● Stored records:

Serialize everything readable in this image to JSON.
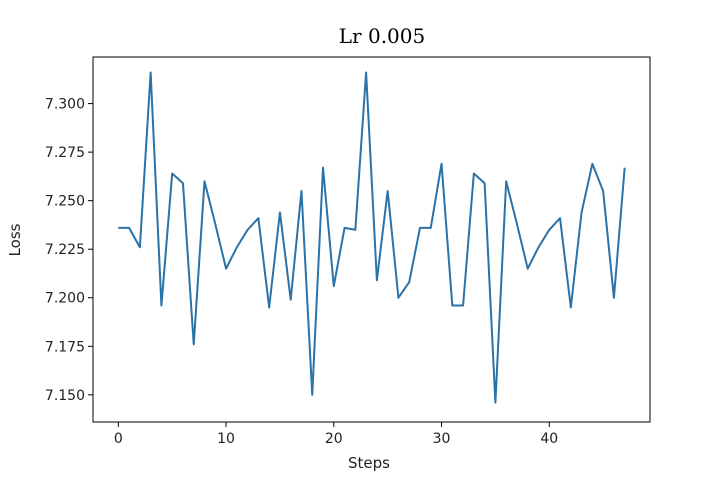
{
  "chart_data": {
    "type": "line",
    "title": "Lr 0.005",
    "xlabel": "Steps",
    "ylabel": "Loss",
    "xlim": [
      -2.35,
      49.35
    ],
    "ylim": [
      7.136,
      7.324
    ],
    "xticks": [
      0,
      10,
      20,
      30,
      40
    ],
    "yticks": [
      7.15,
      7.175,
      7.2,
      7.225,
      7.25,
      7.275,
      7.3
    ],
    "ytick_labels": [
      "7.150",
      "7.175",
      "7.200",
      "7.225",
      "7.250",
      "7.275",
      "7.300"
    ],
    "grid": false,
    "line_color": "#2a72a8",
    "series": [
      {
        "x": [
          0,
          1,
          2,
          3,
          4,
          5,
          6,
          7,
          8,
          9,
          10,
          11,
          12,
          13,
          14,
          15,
          16,
          17,
          18,
          19,
          20,
          21,
          22,
          23,
          24,
          25,
          26,
          27,
          28,
          29,
          30,
          31,
          32,
          33,
          34,
          35,
          36,
          37,
          38,
          39,
          40,
          41,
          42,
          43,
          44,
          45,
          46,
          47
        ],
        "values": [
          7.236,
          7.236,
          7.226,
          7.316,
          7.196,
          7.264,
          7.259,
          7.176,
          7.26,
          7.238,
          7.215,
          7.226,
          7.235,
          7.241,
          7.195,
          7.244,
          7.199,
          7.255,
          7.15,
          7.267,
          7.206,
          7.236,
          7.235,
          7.316,
          7.209,
          7.255,
          7.2,
          7.208,
          7.236,
          7.236,
          7.269,
          7.196,
          7.196,
          7.264,
          7.259,
          7.146,
          7.26,
          7.238,
          7.215,
          7.226,
          7.235,
          7.241,
          7.195,
          7.244,
          7.269,
          7.255,
          7.2,
          7.267
        ]
      }
    ]
  }
}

● What you are asked to do: Repeat each entry exactly as it appears; skip any picture.

● Full output:
Serialize everything readable in this image to JSON.
{
  "chart_data": {
    "type": "line",
    "title": "Lr 0.005",
    "xlabel": "Steps",
    "ylabel": "Loss",
    "xlim": [
      -2.35,
      49.35
    ],
    "ylim": [
      7.136,
      7.324
    ],
    "xticks": [
      0,
      10,
      20,
      30,
      40
    ],
    "yticks": [
      7.15,
      7.175,
      7.2,
      7.225,
      7.25,
      7.275,
      7.3
    ],
    "ytick_labels": [
      "7.150",
      "7.175",
      "7.200",
      "7.225",
      "7.250",
      "7.275",
      "7.300"
    ],
    "grid": false,
    "line_color": "#2a72a8",
    "series": [
      {
        "x": [
          0,
          1,
          2,
          3,
          4,
          5,
          6,
          7,
          8,
          9,
          10,
          11,
          12,
          13,
          14,
          15,
          16,
          17,
          18,
          19,
          20,
          21,
          22,
          23,
          24,
          25,
          26,
          27,
          28,
          29,
          30,
          31,
          32,
          33,
          34,
          35,
          36,
          37,
          38,
          39,
          40,
          41,
          42,
          43,
          44,
          45,
          46,
          47
        ],
        "values": [
          7.236,
          7.236,
          7.226,
          7.316,
          7.196,
          7.264,
          7.259,
          7.176,
          7.26,
          7.238,
          7.215,
          7.226,
          7.235,
          7.241,
          7.195,
          7.244,
          7.199,
          7.255,
          7.15,
          7.267,
          7.206,
          7.236,
          7.235,
          7.316,
          7.209,
          7.255,
          7.2,
          7.208,
          7.236,
          7.236,
          7.269,
          7.196,
          7.196,
          7.264,
          7.259,
          7.146,
          7.26,
          7.238,
          7.215,
          7.226,
          7.235,
          7.241,
          7.195,
          7.244,
          7.269,
          7.255,
          7.2,
          7.267
        ]
      }
    ]
  }
}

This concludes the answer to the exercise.